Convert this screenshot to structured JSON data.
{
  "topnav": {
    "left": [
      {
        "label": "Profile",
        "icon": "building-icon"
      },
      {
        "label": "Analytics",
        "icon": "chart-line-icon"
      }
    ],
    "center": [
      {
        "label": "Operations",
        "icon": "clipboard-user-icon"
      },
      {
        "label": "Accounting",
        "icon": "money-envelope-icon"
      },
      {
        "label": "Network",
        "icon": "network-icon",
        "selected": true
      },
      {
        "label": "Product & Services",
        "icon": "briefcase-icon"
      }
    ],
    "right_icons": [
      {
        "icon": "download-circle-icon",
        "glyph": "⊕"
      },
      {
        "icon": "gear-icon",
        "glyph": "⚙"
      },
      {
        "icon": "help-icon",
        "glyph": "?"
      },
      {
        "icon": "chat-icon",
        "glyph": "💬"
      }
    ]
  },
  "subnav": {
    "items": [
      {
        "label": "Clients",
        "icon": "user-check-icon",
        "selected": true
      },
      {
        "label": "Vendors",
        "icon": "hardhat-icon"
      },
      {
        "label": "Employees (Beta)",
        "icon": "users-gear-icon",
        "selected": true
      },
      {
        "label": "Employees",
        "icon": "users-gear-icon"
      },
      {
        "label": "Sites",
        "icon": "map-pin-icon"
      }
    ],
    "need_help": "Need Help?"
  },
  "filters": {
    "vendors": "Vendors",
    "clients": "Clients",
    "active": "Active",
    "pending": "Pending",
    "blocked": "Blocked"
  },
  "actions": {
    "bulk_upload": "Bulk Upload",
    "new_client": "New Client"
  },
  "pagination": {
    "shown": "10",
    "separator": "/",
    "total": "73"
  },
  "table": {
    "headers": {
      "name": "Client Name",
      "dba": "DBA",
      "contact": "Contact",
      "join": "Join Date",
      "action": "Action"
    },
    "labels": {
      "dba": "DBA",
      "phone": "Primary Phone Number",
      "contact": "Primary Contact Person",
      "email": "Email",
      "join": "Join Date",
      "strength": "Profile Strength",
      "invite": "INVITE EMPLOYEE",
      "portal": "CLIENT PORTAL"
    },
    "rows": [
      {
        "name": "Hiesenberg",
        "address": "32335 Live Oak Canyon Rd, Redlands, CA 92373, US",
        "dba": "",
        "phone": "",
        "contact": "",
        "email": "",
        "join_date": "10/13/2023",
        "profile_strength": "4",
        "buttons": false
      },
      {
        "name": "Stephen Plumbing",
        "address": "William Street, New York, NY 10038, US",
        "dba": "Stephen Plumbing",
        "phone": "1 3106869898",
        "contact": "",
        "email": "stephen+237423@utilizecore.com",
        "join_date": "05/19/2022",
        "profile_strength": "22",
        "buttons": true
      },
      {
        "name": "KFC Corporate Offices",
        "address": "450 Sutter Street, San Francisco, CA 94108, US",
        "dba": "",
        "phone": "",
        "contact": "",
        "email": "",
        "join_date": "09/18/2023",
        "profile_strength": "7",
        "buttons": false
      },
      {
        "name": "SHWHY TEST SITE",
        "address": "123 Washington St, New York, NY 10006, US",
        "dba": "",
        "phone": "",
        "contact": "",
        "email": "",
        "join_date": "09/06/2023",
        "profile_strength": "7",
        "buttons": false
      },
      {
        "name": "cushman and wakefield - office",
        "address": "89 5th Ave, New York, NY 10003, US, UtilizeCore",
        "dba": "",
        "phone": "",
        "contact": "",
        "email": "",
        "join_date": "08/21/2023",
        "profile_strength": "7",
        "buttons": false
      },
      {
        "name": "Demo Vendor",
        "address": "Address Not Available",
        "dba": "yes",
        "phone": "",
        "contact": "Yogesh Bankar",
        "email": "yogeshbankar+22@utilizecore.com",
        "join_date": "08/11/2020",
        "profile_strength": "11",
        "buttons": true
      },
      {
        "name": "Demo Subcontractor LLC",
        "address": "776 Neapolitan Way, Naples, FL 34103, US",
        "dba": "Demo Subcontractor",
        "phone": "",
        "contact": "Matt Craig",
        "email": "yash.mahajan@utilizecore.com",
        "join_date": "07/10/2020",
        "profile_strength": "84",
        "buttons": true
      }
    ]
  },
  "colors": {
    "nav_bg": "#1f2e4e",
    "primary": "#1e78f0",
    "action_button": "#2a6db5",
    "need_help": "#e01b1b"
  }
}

# TASK OBJECTIVE:
Repeat the data precisely, line by line.

# SOLUTION TO THIS EXERCISE:
Convert this screenshot to structured JSON data.
{
  "topnav": {
    "left": [
      {
        "label": "Profile",
        "icon": "building-icon"
      },
      {
        "label": "Analytics",
        "icon": "chart-line-icon"
      }
    ],
    "center": [
      {
        "label": "Operations",
        "icon": "clipboard-user-icon"
      },
      {
        "label": "Accounting",
        "icon": "money-envelope-icon"
      },
      {
        "label": "Network",
        "icon": "network-icon",
        "selected": true
      },
      {
        "label": "Product & Services",
        "icon": "briefcase-icon"
      }
    ],
    "right_icons": [
      {
        "icon": "download-circle-icon",
        "glyph": "⊕"
      },
      {
        "icon": "gear-icon",
        "glyph": "⚙"
      },
      {
        "icon": "help-icon",
        "glyph": "?"
      },
      {
        "icon": "chat-icon",
        "glyph": "💬"
      }
    ]
  },
  "subnav": {
    "items": [
      {
        "label": "Clients",
        "icon": "user-check-icon",
        "selected": true
      },
      {
        "label": "Vendors",
        "icon": "hardhat-icon"
      },
      {
        "label": "Employees (Beta)",
        "icon": "users-gear-icon",
        "selected": true
      },
      {
        "label": "Employees",
        "icon": "users-gear-icon"
      },
      {
        "label": "Sites",
        "icon": "map-pin-icon"
      }
    ],
    "need_help": "Need Help?"
  },
  "filters": {
    "vendors": "Vendors",
    "clients": "Clients",
    "active": "Active",
    "pending": "Pending",
    "blocked": "Blocked"
  },
  "actions": {
    "bulk_upload": "Bulk Upload",
    "new_client": "New Client"
  },
  "pagination": {
    "shown": "10",
    "separator": "/",
    "total": "73"
  },
  "table": {
    "headers": {
      "name": "Client Name",
      "dba": "DBA",
      "contact": "Contact",
      "join": "Join Date",
      "action": "Action"
    },
    "labels": {
      "dba": "DBA",
      "phone": "Primary Phone Number",
      "contact": "Primary Contact Person",
      "email": "Email",
      "join": "Join Date",
      "strength": "Profile Strength",
      "invite": "INVITE EMPLOYEE",
      "portal": "CLIENT PORTAL"
    },
    "rows": [
      {
        "name": "Hiesenberg",
        "address": "32335 Live Oak Canyon Rd, Redlands, CA 92373, US",
        "dba": "",
        "phone": "",
        "contact": "",
        "email": "",
        "join_date": "10/13/2023",
        "profile_strength": "4",
        "buttons": false
      },
      {
        "name": "Stephen Plumbing",
        "address": "William Street, New York, NY 10038, US",
        "dba": "Stephen Plumbing",
        "phone": "1 3106869898",
        "contact": "",
        "email": "stephen+237423@utilizecore.com",
        "join_date": "05/19/2022",
        "profile_strength": "22",
        "buttons": true
      },
      {
        "name": "KFC Corporate Offices",
        "address": "450 Sutter Street, San Francisco, CA 94108, US",
        "dba": "",
        "phone": "",
        "contact": "",
        "email": "",
        "join_date": "09/18/2023",
        "profile_strength": "7",
        "buttons": false
      },
      {
        "name": "SHWHY TEST SITE",
        "address": "123 Washington St, New York, NY 10006, US",
        "dba": "",
        "phone": "",
        "contact": "",
        "email": "",
        "join_date": "09/06/2023",
        "profile_strength": "7",
        "buttons": false
      },
      {
        "name": "cushman and wakefield - office",
        "address": "89 5th Ave, New York, NY 10003, US, UtilizeCore",
        "dba": "",
        "phone": "",
        "contact": "",
        "email": "",
        "join_date": "08/21/2023",
        "profile_strength": "7",
        "buttons": false
      },
      {
        "name": "Demo Vendor",
        "address": "Address Not Available",
        "dba": "yes",
        "phone": "",
        "contact": "Yogesh Bankar",
        "email": "yogeshbankar+22@utilizecore.com",
        "join_date": "08/11/2020",
        "profile_strength": "11",
        "buttons": true
      },
      {
        "name": "Demo Subcontractor LLC",
        "address": "776 Neapolitan Way, Naples, FL 34103, US",
        "dba": "Demo Subcontractor",
        "phone": "",
        "contact": "Matt Craig",
        "email": "yash.mahajan@utilizecore.com",
        "join_date": "07/10/2020",
        "profile_strength": "84",
        "buttons": true
      }
    ]
  },
  "colors": {
    "nav_bg": "#1f2e4e",
    "primary": "#1e78f0",
    "action_button": "#2a6db5",
    "need_help": "#e01b1b"
  }
}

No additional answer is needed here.